*Input material*:
---+---
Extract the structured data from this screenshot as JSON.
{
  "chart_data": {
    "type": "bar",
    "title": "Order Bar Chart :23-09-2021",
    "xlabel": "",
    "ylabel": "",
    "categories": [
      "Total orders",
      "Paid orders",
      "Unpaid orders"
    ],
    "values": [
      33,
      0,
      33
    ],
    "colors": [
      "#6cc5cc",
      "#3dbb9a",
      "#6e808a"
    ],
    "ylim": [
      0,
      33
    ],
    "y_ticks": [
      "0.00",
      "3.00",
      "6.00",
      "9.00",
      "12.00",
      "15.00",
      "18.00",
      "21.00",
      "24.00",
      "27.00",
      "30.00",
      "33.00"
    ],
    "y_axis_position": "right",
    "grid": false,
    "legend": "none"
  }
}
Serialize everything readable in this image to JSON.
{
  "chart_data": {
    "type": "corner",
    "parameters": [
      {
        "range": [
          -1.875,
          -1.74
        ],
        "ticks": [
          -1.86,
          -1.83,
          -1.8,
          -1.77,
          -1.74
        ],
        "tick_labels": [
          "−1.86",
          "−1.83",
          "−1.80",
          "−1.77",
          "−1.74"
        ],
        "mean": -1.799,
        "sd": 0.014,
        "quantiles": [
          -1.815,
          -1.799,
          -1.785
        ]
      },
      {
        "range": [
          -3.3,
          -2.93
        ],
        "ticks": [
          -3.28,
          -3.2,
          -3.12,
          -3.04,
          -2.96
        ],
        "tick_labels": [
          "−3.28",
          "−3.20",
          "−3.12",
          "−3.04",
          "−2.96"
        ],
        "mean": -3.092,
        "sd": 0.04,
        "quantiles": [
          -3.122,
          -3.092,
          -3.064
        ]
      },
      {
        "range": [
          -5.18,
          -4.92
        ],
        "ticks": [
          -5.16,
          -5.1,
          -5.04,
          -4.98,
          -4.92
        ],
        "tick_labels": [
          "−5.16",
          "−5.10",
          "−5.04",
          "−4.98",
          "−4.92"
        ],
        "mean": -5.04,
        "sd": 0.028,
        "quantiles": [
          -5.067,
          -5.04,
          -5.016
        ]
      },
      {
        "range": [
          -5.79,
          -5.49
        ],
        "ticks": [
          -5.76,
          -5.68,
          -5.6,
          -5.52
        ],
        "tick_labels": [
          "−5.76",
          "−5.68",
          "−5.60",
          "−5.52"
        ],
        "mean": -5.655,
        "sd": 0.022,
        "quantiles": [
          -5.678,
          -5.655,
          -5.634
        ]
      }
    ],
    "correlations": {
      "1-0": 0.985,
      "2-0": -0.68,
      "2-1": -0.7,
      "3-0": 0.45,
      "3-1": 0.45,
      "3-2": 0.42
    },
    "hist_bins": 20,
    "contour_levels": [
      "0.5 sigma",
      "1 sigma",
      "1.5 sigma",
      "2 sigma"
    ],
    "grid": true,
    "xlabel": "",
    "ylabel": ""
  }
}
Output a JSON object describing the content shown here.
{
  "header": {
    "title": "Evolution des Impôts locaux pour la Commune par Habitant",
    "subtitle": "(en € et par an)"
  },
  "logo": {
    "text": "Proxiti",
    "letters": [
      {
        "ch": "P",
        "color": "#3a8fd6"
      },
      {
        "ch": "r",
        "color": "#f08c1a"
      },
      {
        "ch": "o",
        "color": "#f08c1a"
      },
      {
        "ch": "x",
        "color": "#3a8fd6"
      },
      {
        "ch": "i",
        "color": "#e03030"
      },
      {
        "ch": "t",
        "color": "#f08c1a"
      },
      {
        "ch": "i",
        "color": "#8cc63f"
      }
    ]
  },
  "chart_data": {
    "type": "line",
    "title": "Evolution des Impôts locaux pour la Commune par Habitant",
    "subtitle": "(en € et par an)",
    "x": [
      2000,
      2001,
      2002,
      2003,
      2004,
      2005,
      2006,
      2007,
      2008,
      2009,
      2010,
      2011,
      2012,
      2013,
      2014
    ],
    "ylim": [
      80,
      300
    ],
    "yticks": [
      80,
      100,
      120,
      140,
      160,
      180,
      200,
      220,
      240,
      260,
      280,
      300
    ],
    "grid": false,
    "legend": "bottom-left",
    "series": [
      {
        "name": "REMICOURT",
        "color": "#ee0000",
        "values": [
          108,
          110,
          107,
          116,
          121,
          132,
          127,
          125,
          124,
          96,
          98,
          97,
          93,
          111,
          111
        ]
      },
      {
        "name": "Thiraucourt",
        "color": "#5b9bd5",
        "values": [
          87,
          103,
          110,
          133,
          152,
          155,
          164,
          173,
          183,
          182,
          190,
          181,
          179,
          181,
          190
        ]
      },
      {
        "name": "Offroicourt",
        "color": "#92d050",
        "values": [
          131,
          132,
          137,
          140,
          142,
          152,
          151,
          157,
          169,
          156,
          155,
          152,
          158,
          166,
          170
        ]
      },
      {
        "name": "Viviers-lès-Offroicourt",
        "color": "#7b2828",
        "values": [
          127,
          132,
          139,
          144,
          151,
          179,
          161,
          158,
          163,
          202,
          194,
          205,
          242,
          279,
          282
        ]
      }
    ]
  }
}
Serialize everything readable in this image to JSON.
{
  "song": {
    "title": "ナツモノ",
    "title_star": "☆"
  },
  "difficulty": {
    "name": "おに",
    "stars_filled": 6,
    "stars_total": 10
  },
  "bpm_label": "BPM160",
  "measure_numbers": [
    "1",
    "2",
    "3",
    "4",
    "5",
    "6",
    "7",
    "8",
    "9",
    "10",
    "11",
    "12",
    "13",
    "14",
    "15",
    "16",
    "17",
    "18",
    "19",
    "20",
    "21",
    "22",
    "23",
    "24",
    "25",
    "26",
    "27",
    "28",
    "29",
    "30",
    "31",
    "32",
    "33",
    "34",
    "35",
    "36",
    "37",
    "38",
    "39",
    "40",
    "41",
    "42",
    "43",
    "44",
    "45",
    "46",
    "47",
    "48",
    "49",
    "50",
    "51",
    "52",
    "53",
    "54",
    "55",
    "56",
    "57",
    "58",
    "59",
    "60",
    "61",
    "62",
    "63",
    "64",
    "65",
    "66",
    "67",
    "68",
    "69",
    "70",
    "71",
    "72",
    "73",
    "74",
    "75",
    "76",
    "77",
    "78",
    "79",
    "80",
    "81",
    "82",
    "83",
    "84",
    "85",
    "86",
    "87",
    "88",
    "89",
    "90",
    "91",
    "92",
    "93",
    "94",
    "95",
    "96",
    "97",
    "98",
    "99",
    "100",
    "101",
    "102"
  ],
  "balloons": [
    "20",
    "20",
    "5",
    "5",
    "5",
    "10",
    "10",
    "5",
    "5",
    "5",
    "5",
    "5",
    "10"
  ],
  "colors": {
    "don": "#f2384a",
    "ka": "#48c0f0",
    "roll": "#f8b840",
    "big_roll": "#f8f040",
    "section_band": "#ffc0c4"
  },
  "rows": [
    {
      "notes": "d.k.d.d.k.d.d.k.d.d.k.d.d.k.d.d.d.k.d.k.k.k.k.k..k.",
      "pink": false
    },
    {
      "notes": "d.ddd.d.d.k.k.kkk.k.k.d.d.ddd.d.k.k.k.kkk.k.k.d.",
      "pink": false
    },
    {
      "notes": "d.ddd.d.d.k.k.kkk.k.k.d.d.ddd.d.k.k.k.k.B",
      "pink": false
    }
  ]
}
---+---
*Exercise aim*: The entries above must be returned in full, exactly as shown.

*Answer for the task*:
Extract the structured data from this screenshot as JSON.
{
  "chart_data": {
    "type": "bar",
    "title": "Order Bar Chart :23-09-2021",
    "xlabel": "",
    "ylabel": "",
    "categories": [
      "Total orders",
      "Paid orders",
      "Unpaid orders"
    ],
    "values": [
      33,
      0,
      33
    ],
    "colors": [
      "#6cc5cc",
      "#3dbb9a",
      "#6e808a"
    ],
    "ylim": [
      0,
      33
    ],
    "y_ticks": [
      "0.00",
      "3.00",
      "6.00",
      "9.00",
      "12.00",
      "15.00",
      "18.00",
      "21.00",
      "24.00",
      "27.00",
      "30.00",
      "33.00"
    ],
    "y_axis_position": "right",
    "grid": false,
    "legend": "none"
  }
}
Serialize everything readable in this image to JSON.
{
  "chart_data": {
    "type": "corner",
    "parameters": [
      {
        "range": [
          -1.875,
          -1.74
        ],
        "ticks": [
          -1.86,
          -1.83,
          -1.8,
          -1.77,
          -1.74
        ],
        "tick_labels": [
          "−1.86",
          "−1.83",
          "−1.80",
          "−1.77",
          "−1.74"
        ],
        "mean": -1.799,
        "sd": 0.014,
        "quantiles": [
          -1.815,
          -1.799,
          -1.785
        ]
      },
      {
        "range": [
          -3.3,
          -2.93
        ],
        "ticks": [
          -3.28,
          -3.2,
          -3.12,
          -3.04,
          -2.96
        ],
        "tick_labels": [
          "−3.28",
          "−3.20",
          "−3.12",
          "−3.04",
          "−2.96"
        ],
        "mean": -3.092,
        "sd": 0.04,
        "quantiles": [
          -3.122,
          -3.092,
          -3.064
        ]
      },
      {
        "range": [
          -5.18,
          -4.92
        ],
        "ticks": [
          -5.16,
          -5.1,
          -5.04,
          -4.98,
          -4.92
        ],
        "tick_labels": [
          "−5.16",
          "−5.10",
          "−5.04",
          "−4.98",
          "−4.92"
        ],
        "mean": -5.04,
        "sd": 0.028,
        "quantiles": [
          -5.067,
          -5.04,
          -5.016
        ]
      },
      {
        "range": [
          -5.79,
          -5.49
        ],
        "ticks": [
          -5.76,
          -5.68,
          -5.6,
          -5.52
        ],
        "tick_labels": [
          "−5.76",
          "−5.68",
          "−5.60",
          "−5.52"
        ],
        "mean": -5.655,
        "sd": 0.022,
        "quantiles": [
          -5.678,
          -5.655,
          -5.634
        ]
      }
    ],
    "correlations": {
      "1-0": 0.985,
      "2-0": -0.68,
      "2-1": -0.7,
      "3-0": 0.45,
      "3-1": 0.45,
      "3-2": 0.42
    },
    "hist_bins": 20,
    "contour_levels": [
      "0.5 sigma",
      "1 sigma",
      "1.5 sigma",
      "2 sigma"
    ],
    "grid": true,
    "xlabel": "",
    "ylabel": ""
  }
}
Output a JSON object describing the content shown here.
{
  "header": {
    "title": "Evolution des Impôts locaux pour la Commune par Habitant",
    "subtitle": "(en € et par an)"
  },
  "logo": {
    "text": "Proxiti",
    "letters": [
      {
        "ch": "P",
        "color": "#3a8fd6"
      },
      {
        "ch": "r",
        "color": "#f08c1a"
      },
      {
        "ch": "o",
        "color": "#f08c1a"
      },
      {
        "ch": "x",
        "color": "#3a8fd6"
      },
      {
        "ch": "i",
        "color": "#e03030"
      },
      {
        "ch": "t",
        "color": "#f08c1a"
      },
      {
        "ch": "i",
        "color": "#8cc63f"
      }
    ]
  },
  "chart_data": {
    "type": "line",
    "title": "Evolution des Impôts locaux pour la Commune par Habitant",
    "subtitle": "(en € et par an)",
    "x": [
      2000,
      2001,
      2002,
      2003,
      2004,
      2005,
      2006,
      2007,
      2008,
      2009,
      2010,
      2011,
      2012,
      2013,
      2014
    ],
    "ylim": [
      80,
      300
    ],
    "yticks": [
      80,
      100,
      120,
      140,
      160,
      180,
      200,
      220,
      240,
      260,
      280,
      300
    ],
    "grid": false,
    "legend": "bottom-left",
    "series": [
      {
        "name": "REMICOURT",
        "color": "#ee0000",
        "values": [
          108,
          110,
          107,
          116,
          121,
          132,
          127,
          125,
          124,
          96,
          98,
          97,
          93,
          111,
          111
        ]
      },
      {
        "name": "Thiraucourt",
        "color": "#5b9bd5",
        "values": [
          87,
          103,
          110,
          133,
          152,
          155,
          164,
          173,
          183,
          182,
          190,
          181,
          179,
          181,
          190
        ]
      },
      {
        "name": "Offroicourt",
        "color": "#92d050",
        "values": [
          131,
          132,
          137,
          140,
          142,
          152,
          151,
          157,
          169,
          156,
          155,
          152,
          158,
          166,
          170
        ]
      },
      {
        "name": "Viviers-lès-Offroicourt",
        "color": "#7b2828",
        "values": [
          127,
          132,
          139,
          144,
          151,
          179,
          161,
          158,
          163,
          202,
          194,
          205,
          242,
          279,
          282
        ]
      }
    ]
  }
}
Serialize everything readable in this image to JSON.
{
  "song": {
    "title": "ナツモノ",
    "title_star": "☆"
  },
  "difficulty": {
    "name": "おに",
    "stars_filled": 6,
    "stars_total": 10
  },
  "bpm_label": "BPM160",
  "measure_numbers": [
    "1",
    "2",
    "3",
    "4",
    "5",
    "6",
    "7",
    "8",
    "9",
    "10",
    "11",
    "12",
    "13",
    "14",
    "15",
    "16",
    "17",
    "18",
    "19",
    "20",
    "21",
    "22",
    "23",
    "24",
    "25",
    "26",
    "27",
    "28",
    "29",
    "30",
    "31",
    "32",
    "33",
    "34",
    "35",
    "36",
    "37",
    "38",
    "39",
    "40",
    "41",
    "42",
    "43",
    "44",
    "45",
    "46",
    "47",
    "48",
    "49",
    "50",
    "51",
    "52",
    "53",
    "54",
    "55",
    "56",
    "57",
    "58",
    "59",
    "60",
    "61",
    "62",
    "63",
    "64",
    "65",
    "66",
    "67",
    "68",
    "69",
    "70",
    "71",
    "72",
    "73",
    "74",
    "75",
    "76",
    "77",
    "78",
    "79",
    "80",
    "81",
    "82",
    "83",
    "84",
    "85",
    "86",
    "87",
    "88",
    "89",
    "90",
    "91",
    "92",
    "93",
    "94",
    "95",
    "96",
    "97",
    "98",
    "99",
    "100",
    "101",
    "102"
  ],
  "balloons": [
    "20",
    "20",
    "5",
    "5",
    "5",
    "10",
    "10",
    "5",
    "5",
    "5",
    "5",
    "5",
    "10"
  ],
  "colors": {
    "don": "#f2384a",
    "ka": "#48c0f0",
    "roll": "#f8b840",
    "big_roll": "#f8f040",
    "section_band": "#ffc0c4"
  },
  "rows": [
    {
      "notes": "d.k.d.d.k.d.d.k.d.d.k.d.d.k.d.d.d.k.d.k.k.k.k.k..k.",
      "pink": false
    },
    {
      "notes": "d.ddd.d.d.k.k.kkk.k.k.d.d.ddd.d.k.k.k.kkk.k.k.d.",
      "pink": false
    },
    {
      "notes": "d.ddd.d.d.k.k.kkk.k.k.d.d.ddd.d.k.k.k.k.B",
      "pink": false
    }
  ]
}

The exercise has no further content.